◆ TASK OBJECTIVE
In the material below, change "style-sample" to "style-preview" wherever it appears, and reproduce every line otherwise unchanged.

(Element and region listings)

* Start *

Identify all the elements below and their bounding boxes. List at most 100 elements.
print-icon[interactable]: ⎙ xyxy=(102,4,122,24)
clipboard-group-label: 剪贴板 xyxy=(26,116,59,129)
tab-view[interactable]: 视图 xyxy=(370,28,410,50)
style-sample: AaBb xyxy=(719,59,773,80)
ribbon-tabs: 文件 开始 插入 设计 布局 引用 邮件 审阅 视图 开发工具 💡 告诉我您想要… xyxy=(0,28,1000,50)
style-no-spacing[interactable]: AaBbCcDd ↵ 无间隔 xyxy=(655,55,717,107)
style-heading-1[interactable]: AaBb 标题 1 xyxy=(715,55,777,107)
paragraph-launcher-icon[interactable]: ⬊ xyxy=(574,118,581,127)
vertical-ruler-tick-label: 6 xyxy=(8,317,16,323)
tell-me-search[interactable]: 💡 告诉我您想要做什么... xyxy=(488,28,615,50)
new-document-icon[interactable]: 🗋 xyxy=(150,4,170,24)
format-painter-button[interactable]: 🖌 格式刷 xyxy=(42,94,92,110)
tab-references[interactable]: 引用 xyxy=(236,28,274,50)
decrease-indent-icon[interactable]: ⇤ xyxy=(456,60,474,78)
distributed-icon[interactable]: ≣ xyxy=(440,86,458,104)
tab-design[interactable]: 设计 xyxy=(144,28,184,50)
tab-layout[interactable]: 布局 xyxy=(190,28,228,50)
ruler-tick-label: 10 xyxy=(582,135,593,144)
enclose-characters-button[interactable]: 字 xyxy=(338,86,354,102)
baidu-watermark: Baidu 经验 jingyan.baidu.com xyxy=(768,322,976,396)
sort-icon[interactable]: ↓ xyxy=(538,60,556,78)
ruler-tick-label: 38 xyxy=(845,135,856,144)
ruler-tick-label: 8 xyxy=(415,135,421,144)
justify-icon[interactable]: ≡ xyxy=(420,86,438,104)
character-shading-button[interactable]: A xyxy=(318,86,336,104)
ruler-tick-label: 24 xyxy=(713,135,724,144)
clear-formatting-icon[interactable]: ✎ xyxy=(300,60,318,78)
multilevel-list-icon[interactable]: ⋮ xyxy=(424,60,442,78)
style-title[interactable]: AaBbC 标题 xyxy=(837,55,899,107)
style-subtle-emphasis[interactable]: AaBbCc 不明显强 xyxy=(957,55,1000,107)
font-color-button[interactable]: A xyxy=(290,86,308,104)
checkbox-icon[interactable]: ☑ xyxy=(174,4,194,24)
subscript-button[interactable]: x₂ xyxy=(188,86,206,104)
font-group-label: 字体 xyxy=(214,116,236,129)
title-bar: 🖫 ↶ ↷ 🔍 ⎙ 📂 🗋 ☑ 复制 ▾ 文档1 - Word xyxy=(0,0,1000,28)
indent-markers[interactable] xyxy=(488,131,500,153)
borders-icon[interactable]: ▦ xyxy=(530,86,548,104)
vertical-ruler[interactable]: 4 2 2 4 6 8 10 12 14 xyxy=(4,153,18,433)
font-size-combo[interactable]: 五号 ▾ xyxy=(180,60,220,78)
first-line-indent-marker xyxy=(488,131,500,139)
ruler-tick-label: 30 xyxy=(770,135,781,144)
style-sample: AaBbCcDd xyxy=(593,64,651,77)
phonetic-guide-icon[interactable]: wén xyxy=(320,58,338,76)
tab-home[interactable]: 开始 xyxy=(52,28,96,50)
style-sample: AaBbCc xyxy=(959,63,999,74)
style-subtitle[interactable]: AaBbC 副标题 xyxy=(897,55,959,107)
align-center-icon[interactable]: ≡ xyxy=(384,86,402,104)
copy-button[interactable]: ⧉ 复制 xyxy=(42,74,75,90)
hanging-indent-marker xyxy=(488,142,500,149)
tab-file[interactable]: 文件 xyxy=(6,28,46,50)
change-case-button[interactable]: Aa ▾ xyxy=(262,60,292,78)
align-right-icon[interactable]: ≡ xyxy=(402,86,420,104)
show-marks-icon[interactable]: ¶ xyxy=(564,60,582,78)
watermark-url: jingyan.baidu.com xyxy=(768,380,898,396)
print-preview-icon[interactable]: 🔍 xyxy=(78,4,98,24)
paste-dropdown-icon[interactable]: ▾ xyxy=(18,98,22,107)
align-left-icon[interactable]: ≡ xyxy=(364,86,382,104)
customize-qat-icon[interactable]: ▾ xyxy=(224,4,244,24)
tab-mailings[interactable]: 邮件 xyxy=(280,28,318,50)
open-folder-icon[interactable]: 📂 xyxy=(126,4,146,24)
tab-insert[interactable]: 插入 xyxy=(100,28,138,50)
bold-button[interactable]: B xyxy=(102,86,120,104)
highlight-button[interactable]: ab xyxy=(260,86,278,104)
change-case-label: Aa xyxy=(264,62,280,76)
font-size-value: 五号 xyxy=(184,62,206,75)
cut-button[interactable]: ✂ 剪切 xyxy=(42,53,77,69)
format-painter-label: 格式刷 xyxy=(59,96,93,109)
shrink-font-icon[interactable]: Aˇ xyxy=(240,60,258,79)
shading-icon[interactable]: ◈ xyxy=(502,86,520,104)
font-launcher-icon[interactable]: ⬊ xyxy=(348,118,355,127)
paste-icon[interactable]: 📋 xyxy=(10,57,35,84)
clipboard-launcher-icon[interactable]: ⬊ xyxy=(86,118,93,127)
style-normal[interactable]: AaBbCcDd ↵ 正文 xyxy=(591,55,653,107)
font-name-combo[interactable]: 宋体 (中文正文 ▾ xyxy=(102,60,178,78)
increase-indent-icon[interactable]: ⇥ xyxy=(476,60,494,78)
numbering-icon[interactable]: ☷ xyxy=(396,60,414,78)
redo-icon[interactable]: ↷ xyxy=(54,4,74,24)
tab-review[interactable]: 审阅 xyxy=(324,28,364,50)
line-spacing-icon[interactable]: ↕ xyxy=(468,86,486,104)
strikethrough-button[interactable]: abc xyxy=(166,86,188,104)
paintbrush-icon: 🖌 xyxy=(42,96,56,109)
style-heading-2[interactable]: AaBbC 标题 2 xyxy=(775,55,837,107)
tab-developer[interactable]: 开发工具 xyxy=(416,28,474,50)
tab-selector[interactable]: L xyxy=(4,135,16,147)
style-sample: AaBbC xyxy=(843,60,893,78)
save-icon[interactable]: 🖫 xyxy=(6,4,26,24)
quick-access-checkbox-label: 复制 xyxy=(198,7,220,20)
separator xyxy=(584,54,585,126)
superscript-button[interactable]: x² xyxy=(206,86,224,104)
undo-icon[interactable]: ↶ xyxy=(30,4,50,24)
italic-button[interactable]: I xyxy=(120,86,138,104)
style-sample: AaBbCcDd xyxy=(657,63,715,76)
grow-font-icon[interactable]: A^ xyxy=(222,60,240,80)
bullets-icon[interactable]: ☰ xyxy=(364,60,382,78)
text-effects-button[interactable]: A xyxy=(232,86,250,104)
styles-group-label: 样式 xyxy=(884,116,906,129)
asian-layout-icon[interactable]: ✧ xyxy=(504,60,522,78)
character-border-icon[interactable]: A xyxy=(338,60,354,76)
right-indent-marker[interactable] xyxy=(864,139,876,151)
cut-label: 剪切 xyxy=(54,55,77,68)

* End *

◆ SOLUTION TO THE EXERCISE
Identify all the elements below and their bounding boxes. List at most 100 elements.
print-icon[interactable]: ⎙ xyxy=(102,4,122,24)
clipboard-group-label: 剪贴板 xyxy=(26,116,59,129)
tab-view[interactable]: 视图 xyxy=(370,28,410,50)
style-preview: AaBb xyxy=(719,59,773,80)
ribbon-tabs: 文件 开始 插入 设计 布局 引用 邮件 审阅 视图 开发工具 💡 告诉我您想要… xyxy=(0,28,1000,50)
style-no-spacing[interactable]: AaBbCcDd ↵ 无间隔 xyxy=(655,55,717,107)
style-heading-1[interactable]: AaBb 标题 1 xyxy=(715,55,777,107)
paragraph-launcher-icon[interactable]: ⬊ xyxy=(574,118,581,127)
vertical-ruler-tick-label: 6 xyxy=(8,317,16,323)
tell-me-search[interactable]: 💡 告诉我您想要做什么... xyxy=(488,28,615,50)
new-document-icon[interactable]: 🗋 xyxy=(150,4,170,24)
format-painter-button[interactable]: 🖌 格式刷 xyxy=(42,94,92,110)
tab-references[interactable]: 引用 xyxy=(236,28,274,50)
decrease-indent-icon[interactable]: ⇤ xyxy=(456,60,474,78)
distributed-icon[interactable]: ≣ xyxy=(440,86,458,104)
tab-design[interactable]: 设计 xyxy=(144,28,184,50)
tab-layout[interactable]: 布局 xyxy=(190,28,228,50)
ruler-tick-label: 10 xyxy=(582,135,593,144)
enclose-characters-button[interactable]: 字 xyxy=(338,86,354,102)
baidu-watermark: Baidu 经验 jingyan.baidu.com xyxy=(768,322,976,396)
sort-icon[interactable]: ↓ xyxy=(538,60,556,78)
ruler-tick-label: 38 xyxy=(845,135,856,144)
ruler-tick-label: 8 xyxy=(415,135,421,144)
justify-icon[interactable]: ≡ xyxy=(420,86,438,104)
character-shading-button[interactable]: A xyxy=(318,86,336,104)
ruler-tick-label: 24 xyxy=(713,135,724,144)
clear-formatting-icon[interactable]: ✎ xyxy=(300,60,318,78)
multilevel-list-icon[interactable]: ⋮ xyxy=(424,60,442,78)
style-title[interactable]: AaBbC 标题 xyxy=(837,55,899,107)
style-subtle-emphasis[interactable]: AaBbCc 不明显强 xyxy=(957,55,1000,107)
font-color-button[interactable]: A xyxy=(290,86,308,104)
checkbox-icon[interactable]: ☑ xyxy=(174,4,194,24)
subscript-button[interactable]: x₂ xyxy=(188,86,206,104)
font-group-label: 字体 xyxy=(214,116,236,129)
title-bar: 🖫 ↶ ↷ 🔍 ⎙ 📂 🗋 ☑ 复制 ▾ 文档1 - Word xyxy=(0,0,1000,28)
indent-markers[interactable] xyxy=(488,131,500,153)
borders-icon[interactable]: ▦ xyxy=(530,86,548,104)
vertical-ruler[interactable]: 4 2 2 4 6 8 10 12 14 xyxy=(4,153,18,433)
font-size-combo[interactable]: 五号 ▾ xyxy=(180,60,220,78)
first-line-indent-marker xyxy=(488,131,500,139)
ruler-tick-label: 30 xyxy=(770,135,781,144)
style-preview: AaBbCcDd xyxy=(593,64,651,77)
phonetic-guide-icon[interactable]: wén xyxy=(320,58,338,76)
tab-home[interactable]: 开始 xyxy=(52,28,96,50)
style-preview: AaBbCc xyxy=(959,63,999,74)
style-subtitle[interactable]: AaBbC 副标题 xyxy=(897,55,959,107)
align-center-icon[interactable]: ≡ xyxy=(384,86,402,104)
copy-button[interactable]: ⧉ 复制 xyxy=(42,74,75,90)
hanging-indent-marker xyxy=(488,142,500,149)
tab-file[interactable]: 文件 xyxy=(6,28,46,50)
change-case-button[interactable]: Aa ▾ xyxy=(262,60,292,78)
align-right-icon[interactable]: ≡ xyxy=(402,86,420,104)
show-marks-icon[interactable]: ¶ xyxy=(564,60,582,78)
watermark-url: jingyan.baidu.com xyxy=(768,380,898,396)
print-preview-icon[interactable]: 🔍 xyxy=(78,4,98,24)
paste-dropdown-icon[interactable]: ▾ xyxy=(18,98,22,107)
align-left-icon[interactable]: ≡ xyxy=(364,86,382,104)
customize-qat-icon[interactable]: ▾ xyxy=(224,4,244,24)
tab-mailings[interactable]: 邮件 xyxy=(280,28,318,50)
open-folder-icon[interactable]: 📂 xyxy=(126,4,146,24)
tab-insert[interactable]: 插入 xyxy=(100,28,138,50)
bold-button[interactable]: B xyxy=(102,86,120,104)
highlight-button[interactable]: ab xyxy=(260,86,278,104)
change-case-label: Aa xyxy=(264,62,280,76)
font-size-value: 五号 xyxy=(184,62,206,75)
cut-button[interactable]: ✂ 剪切 xyxy=(42,53,77,69)
format-painter-label: 格式刷 xyxy=(59,96,93,109)
shrink-font-icon[interactable]: Aˇ xyxy=(240,60,258,79)
shading-icon[interactable]: ◈ xyxy=(502,86,520,104)
font-launcher-icon[interactable]: ⬊ xyxy=(348,118,355,127)
paste-icon[interactable]: 📋 xyxy=(10,57,35,84)
clipboard-launcher-icon[interactable]: ⬊ xyxy=(86,118,93,127)
style-normal[interactable]: AaBbCcDd ↵ 正文 xyxy=(591,55,653,107)
font-name-combo[interactable]: 宋体 (中文正文 ▾ xyxy=(102,60,178,78)
increase-indent-icon[interactable]: ⇥ xyxy=(476,60,494,78)
numbering-icon[interactable]: ☷ xyxy=(396,60,414,78)
redo-icon[interactable]: ↷ xyxy=(54,4,74,24)
tab-review[interactable]: 审阅 xyxy=(324,28,364,50)
line-spacing-icon[interactable]: ↕ xyxy=(468,86,486,104)
strikethrough-button[interactable]: abc xyxy=(166,86,188,104)
paintbrush-icon: 🖌 xyxy=(42,96,56,109)
style-heading-2[interactable]: AaBbC 标题 2 xyxy=(775,55,837,107)
tab-developer[interactable]: 开发工具 xyxy=(416,28,474,50)
tab-selector[interactable]: L xyxy=(4,135,16,147)
style-preview: AaBbC xyxy=(843,60,893,78)
save-icon[interactable]: 🖫 xyxy=(6,4,26,24)
quick-access-checkbox-label: 复制 xyxy=(198,7,220,20)
separator xyxy=(584,54,585,126)
superscript-button[interactable]: x² xyxy=(206,86,224,104)
undo-icon[interactable]: ↶ xyxy=(30,4,50,24)
italic-button[interactable]: I xyxy=(120,86,138,104)
style-preview: AaBbCcDd xyxy=(657,63,715,76)
grow-font-icon[interactable]: A^ xyxy=(222,60,240,80)
bullets-icon[interactable]: ☰ xyxy=(364,60,382,78)
text-effects-button[interactable]: A xyxy=(232,86,250,104)
styles-group-label: 样式 xyxy=(884,116,906,129)
asian-layout-icon[interactable]: ✧ xyxy=(504,60,522,78)
character-border-icon[interactable]: A xyxy=(338,60,354,76)
right-indent-marker[interactable] xyxy=(864,139,876,151)
cut-label: 剪切 xyxy=(54,55,77,68)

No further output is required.